Locate the word "email" in the entries below, then gather every line that holds it.
*** Data supplied
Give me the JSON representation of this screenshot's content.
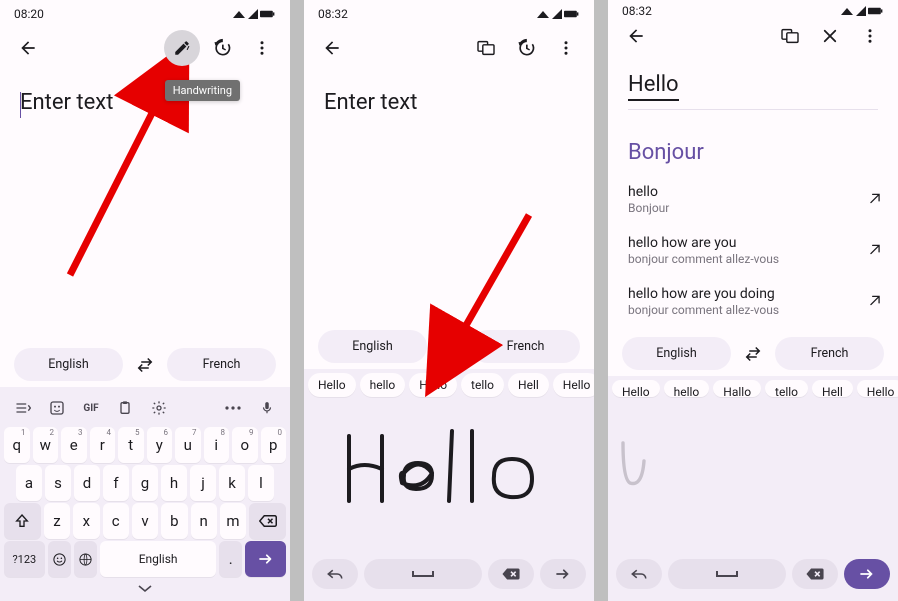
{
  "screens": {
    "s1": {
      "status_time": "08:20",
      "placeholder": "Enter text",
      "tooltip": "Handwriting",
      "lang_src": "English",
      "lang_tgt": "French",
      "keyboard": {
        "row1": [
          "q",
          "w",
          "e",
          "r",
          "t",
          "y",
          "u",
          "i",
          "o",
          "p"
        ],
        "row1_hints": [
          "1",
          "2",
          "3",
          "4",
          "5",
          "6",
          "7",
          "8",
          "9",
          "0"
        ],
        "row2": [
          "a",
          "s",
          "d",
          "f",
          "g",
          "h",
          "j",
          "k",
          "l"
        ],
        "row3": [
          "z",
          "x",
          "c",
          "v",
          "b",
          "n",
          "m"
        ],
        "sym_label": "?123",
        "space_label": "English"
      }
    },
    "s2": {
      "status_time": "08:32",
      "placeholder": "Enter text",
      "lang_src": "English",
      "lang_tgt": "French",
      "suggestions": [
        "Hello",
        "hello",
        "Hallo",
        "tello",
        "Hell",
        "Hello"
      ]
    },
    "s3": {
      "status_time": "08:32",
      "entered": "Hello",
      "translation": "Bonjour",
      "history": [
        {
          "src": "hello",
          "tgt": "Bonjour"
        },
        {
          "src": "hello how are you",
          "tgt": "bonjour comment allez-vous"
        },
        {
          "src": "hello how are you doing",
          "tgt": "bonjour comment allez-vous"
        }
      ],
      "lang_src": "English",
      "lang_tgt": "French",
      "suggestions": [
        "Hello",
        "hello",
        "Hallo",
        "tello",
        "Hell",
        "Hello"
      ]
    }
  }
}
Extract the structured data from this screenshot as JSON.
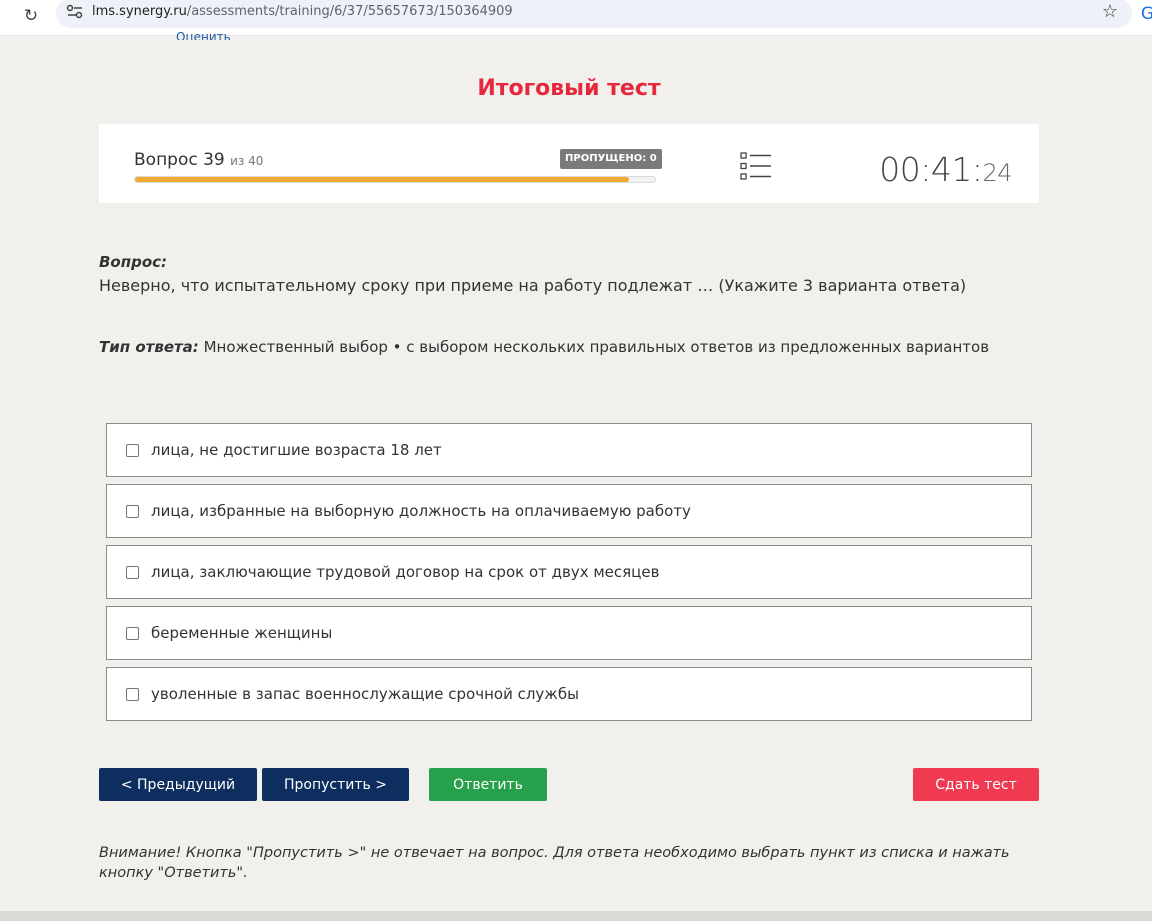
{
  "browser": {
    "url_host": "lms.synergy.ru",
    "url_path": "/assessments/training/6/37/55657673/150364909",
    "edge_glyph": "G"
  },
  "top_link": "Оценить",
  "page_title": "Итоговый тест",
  "status": {
    "question_label": "Вопрос 39",
    "question_of": "из 40",
    "progress_fraction": 0.95,
    "skipped": "ПРОПУЩЕНО: 0",
    "timer_main": "00:41:",
    "timer_sec": "24"
  },
  "question": {
    "label": "Вопрос:",
    "text": "Неверно, что испытательному сроку при приеме на работу подлежат … (Укажите 3 варианта ответа)",
    "type_label": "Тип ответа:",
    "type_value": " Множественный выбор • с выбором нескольких правильных ответов из предложенных вариантов"
  },
  "options": [
    "лица, не достигшие возраста 18 лет",
    "лица, избранные на выборную должность на оплачиваемую работу",
    "лица, заключающие трудовой договор на срок от двух месяцев",
    "беременные женщины",
    "уволенные в запас военнослужащие срочной службы"
  ],
  "buttons": {
    "prev": "< Предыдущий",
    "skip": "Пропустить >",
    "answer": "Ответить",
    "finish": "Сдать тест"
  },
  "notice": "Внимание! Кнопка \"Пропустить >\" не отвечает на вопрос. Для ответа необходимо выбрать пункт из списка и нажать кнопку \"Ответить\".",
  "colors": {
    "title": "#e6283c",
    "progress": "#f0aa34",
    "nav_button": "#0d2e5e",
    "answer_button": "#27a04c",
    "finish_button": "#f03a52"
  }
}
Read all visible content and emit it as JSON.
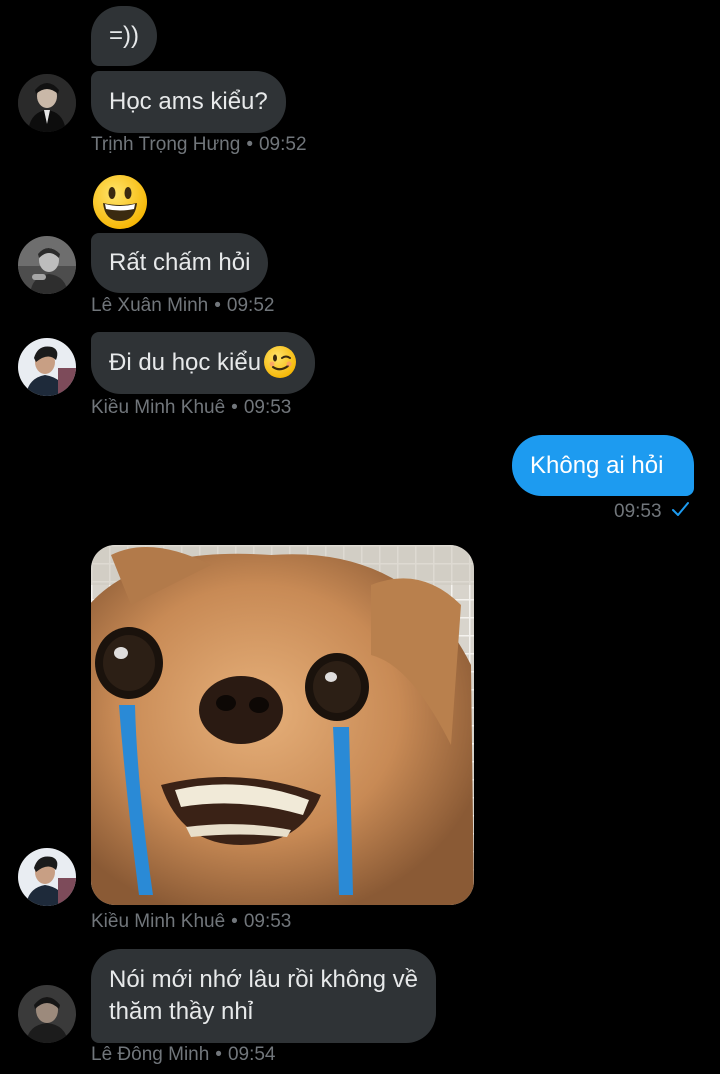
{
  "messages": [
    {
      "text": "=))"
    },
    {
      "text": "Học ams kiểu?",
      "sender": "Trịnh Trọng Hưng",
      "time": "09:52"
    },
    {
      "emoji": "grinning-face"
    },
    {
      "text": "Rất chấm hỏi",
      "sender": "Lê Xuân Minh",
      "time": "09:52"
    },
    {
      "text": "Đi du học kiểu",
      "emoji": "winking-face",
      "sender": "Kiều Minh Khuê",
      "time": "09:53"
    },
    {
      "text": "Không ai hỏi",
      "time": "09:53",
      "status": "sent-check",
      "mine": true
    },
    {
      "media": "crying-chihuahua-meme",
      "sender": "Kiều Minh Khuê",
      "time": "09:53"
    },
    {
      "line1": "Nói mới nhớ lâu rồi không về",
      "line2": "thăm thầy nhỉ",
      "sender": "Lê Đông Minh",
      "time": "09:54"
    }
  ],
  "colors": {
    "background": "#000000",
    "bubble_incoming": "#2f3336",
    "bubble_outgoing": "#1d9bf0",
    "meta_text": "#71767b",
    "check": "#1d9bf0"
  },
  "separator": "•"
}
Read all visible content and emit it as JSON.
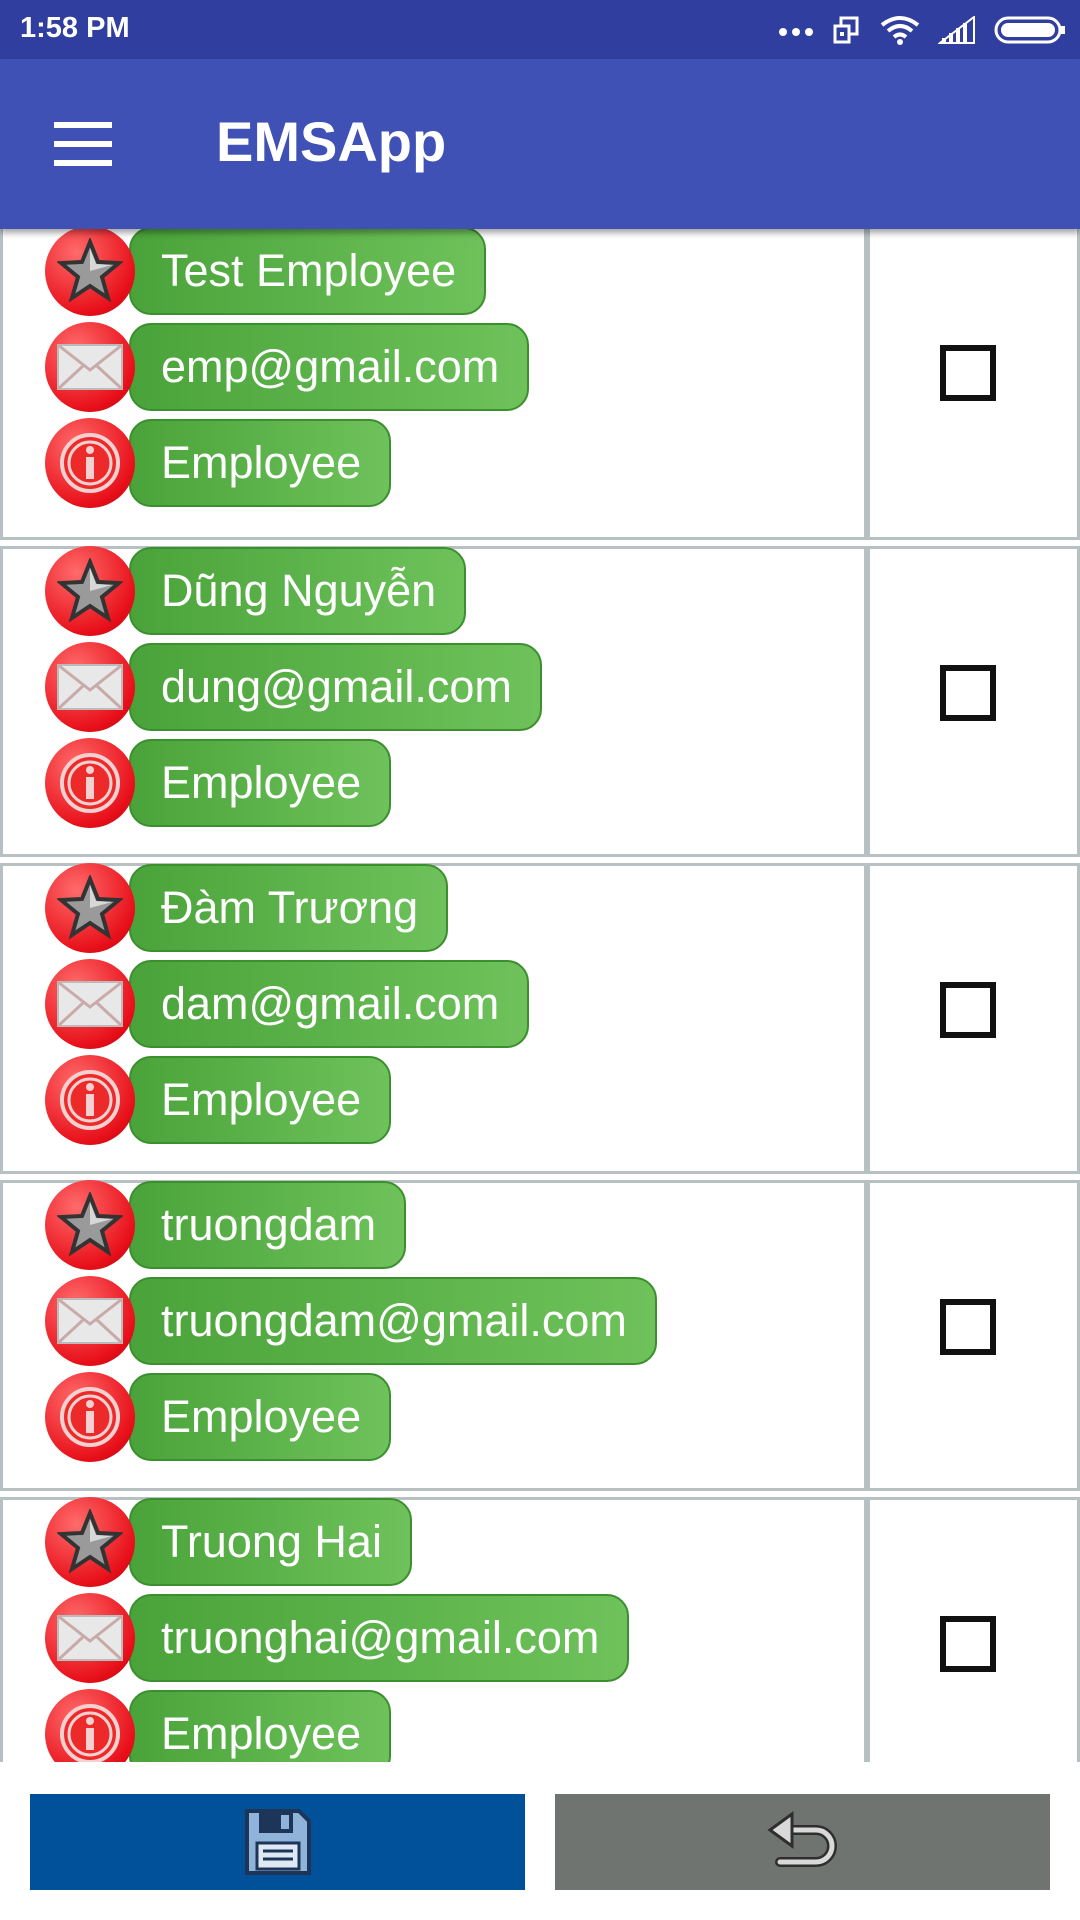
{
  "status_bar": {
    "time": "1:58 PM",
    "icons": [
      "more-dots-icon",
      "screen-rotate-icon",
      "wifi-icon",
      "signal-icon",
      "battery-icon"
    ]
  },
  "app_bar": {
    "title": "EMSApp",
    "menu_icon": "hamburger-menu-icon"
  },
  "colors": {
    "status_bar": "#303f9f",
    "app_bar": "#3f51b5",
    "pill_green": "#5cb34a",
    "icon_red": "#e8101a",
    "save_button": "#01509a",
    "undo_button": "#6f7470"
  },
  "employees": [
    {
      "name": "Test Employee",
      "email": "emp@gmail.com",
      "role": "Employee",
      "checked": false
    },
    {
      "name": "Dũng Nguyễn",
      "email": "dung@gmail.com",
      "role": "Employee",
      "checked": false
    },
    {
      "name": "Đàm Trương",
      "email": "dam@gmail.com",
      "role": "Employee",
      "checked": false
    },
    {
      "name": "truongdam",
      "email": "truongdam@gmail.com",
      "role": "Employee",
      "checked": false
    },
    {
      "name": "Truong Hai",
      "email": "truonghai@gmail.com",
      "role": "Employee",
      "checked": false
    }
  ],
  "row_icons": [
    "star-icon",
    "envelope-icon",
    "info-icon"
  ],
  "bottom_bar": {
    "save_icon": "floppy-disk-icon",
    "undo_icon": "undo-arrow-icon"
  }
}
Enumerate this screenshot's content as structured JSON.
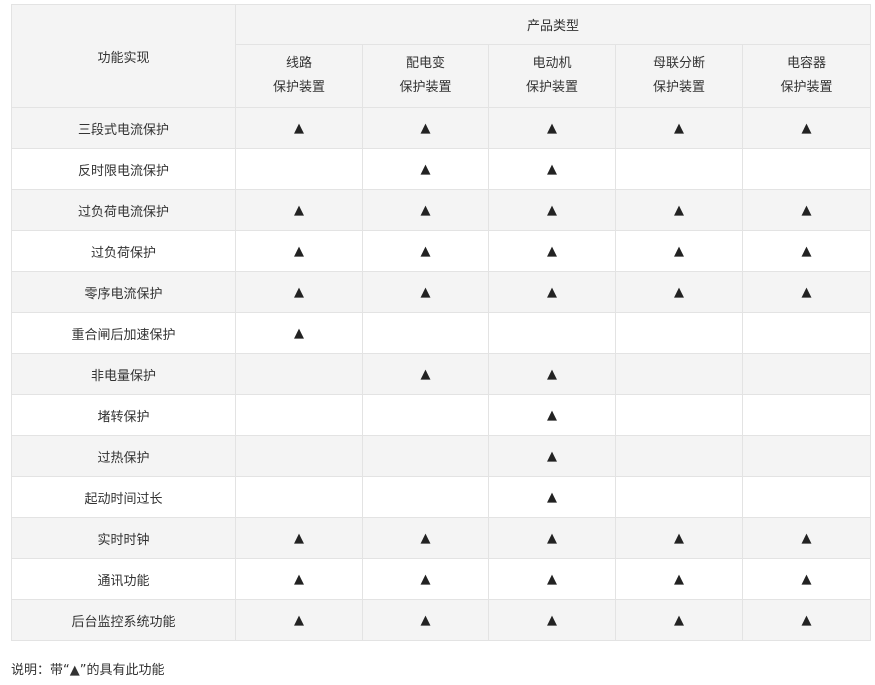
{
  "table": {
    "corner_header": "功能实现",
    "group_header": "产品类型",
    "columns": [
      {
        "line1": "线路",
        "line2": "保护装置"
      },
      {
        "line1": "配电变",
        "line2": "保护装置"
      },
      {
        "line1": "电动机",
        "line2": "保护装置"
      },
      {
        "line1": "母联分断",
        "line2": "保护装置"
      },
      {
        "line1": "电容器",
        "line2": "保护装置"
      }
    ],
    "rows": [
      {
        "label": "三段式电流保护",
        "cells": [
          "▲",
          "▲",
          "▲",
          "▲",
          "▲"
        ]
      },
      {
        "label": "反时限电流保护",
        "cells": [
          "",
          "▲",
          "▲",
          "",
          ""
        ]
      },
      {
        "label": "过负荷电流保护",
        "cells": [
          "▲",
          "▲",
          "▲",
          "▲",
          "▲"
        ]
      },
      {
        "label": "过负荷保护",
        "cells": [
          "▲",
          "▲",
          "▲",
          "▲",
          "▲"
        ]
      },
      {
        "label": "零序电流保护",
        "cells": [
          "▲",
          "▲",
          "▲",
          "▲",
          "▲"
        ]
      },
      {
        "label": "重合闸后加速保护",
        "cells": [
          "▲",
          "",
          "",
          "",
          ""
        ]
      },
      {
        "label": "非电量保护",
        "cells": [
          "",
          "▲",
          "▲",
          "",
          ""
        ]
      },
      {
        "label": "堵转保护",
        "cells": [
          "",
          "",
          "▲",
          "",
          ""
        ]
      },
      {
        "label": "过热保护",
        "cells": [
          "",
          "",
          "▲",
          "",
          ""
        ]
      },
      {
        "label": "起动时间过长",
        "cells": [
          "",
          "",
          "▲",
          "",
          ""
        ]
      },
      {
        "label": "实时时钟",
        "cells": [
          "▲",
          "▲",
          "▲",
          "▲",
          "▲"
        ]
      },
      {
        "label": "通讯功能",
        "cells": [
          "▲",
          "▲",
          "▲",
          "▲",
          "▲"
        ]
      },
      {
        "label": "后台监控系统功能",
        "cells": [
          "▲",
          "▲",
          "▲",
          "▲",
          "▲"
        ]
      }
    ]
  },
  "note": "说明：带“▲”的具有此功能",
  "colors": {
    "border": "#e3e3e3",
    "stripe": "#f4f4f4",
    "text": "#333333"
  }
}
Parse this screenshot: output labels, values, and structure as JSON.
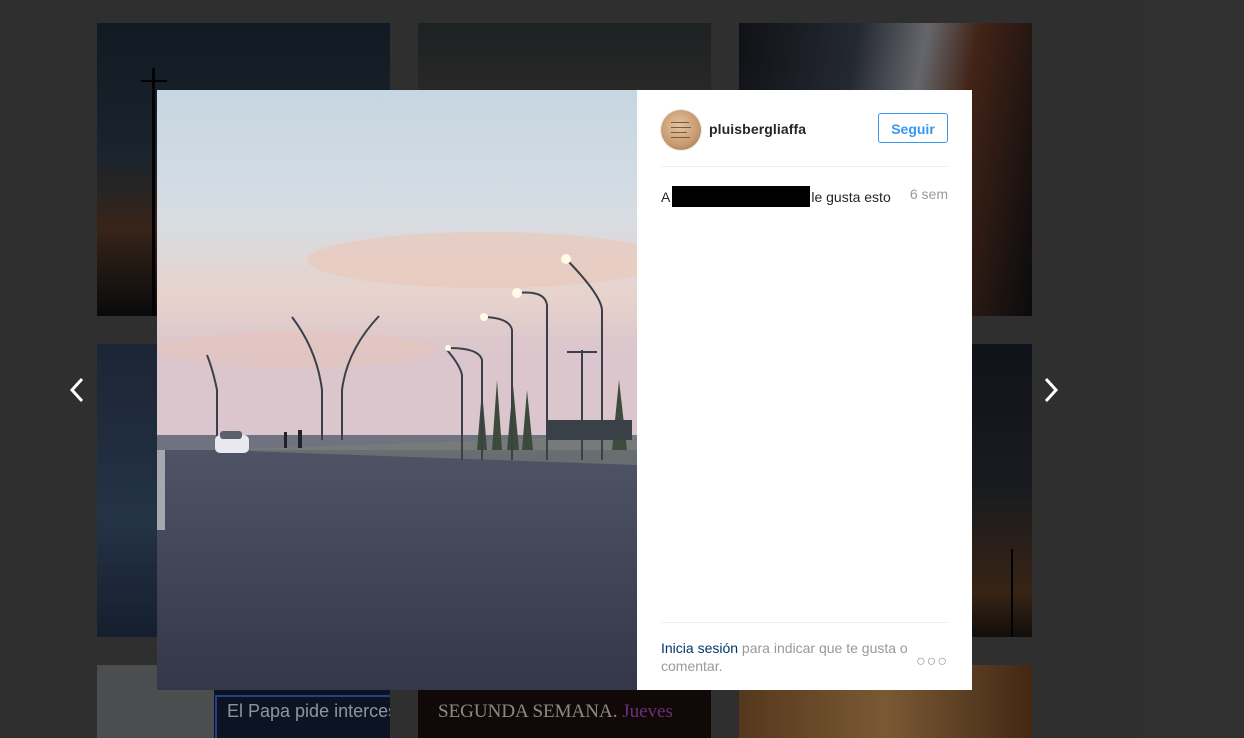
{
  "background_grid": {
    "tile_7_text": "El Papa pide intercesión de M",
    "tile_8_text_a": "SEGUNDA SEMANA.",
    "tile_8_text_b": "Jueves"
  },
  "nav": {
    "prev_icon": "chevron-left-icon",
    "next_icon": "chevron-right-icon"
  },
  "post": {
    "username": "pluisbergliaffa",
    "follow_label": "Seguir",
    "likes_prefix": "A",
    "likes_suffix": "le gusta esto",
    "time": "6 sem",
    "login_link": "Inicia sesión",
    "login_rest": " para indicar que te gusta o comentar.",
    "more_label": "○○○"
  },
  "colors": {
    "accent": "#3897f0",
    "link": "#003569",
    "muted": "#999999"
  }
}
******
→ Problem solution:
      "email": "emp@gmail.com",
      "email": "dung@gmail.com",
      "email": "dam@gmail.com",
      "email": "truongdam@gmail.com",
      "email": "truonghai@gmail.com",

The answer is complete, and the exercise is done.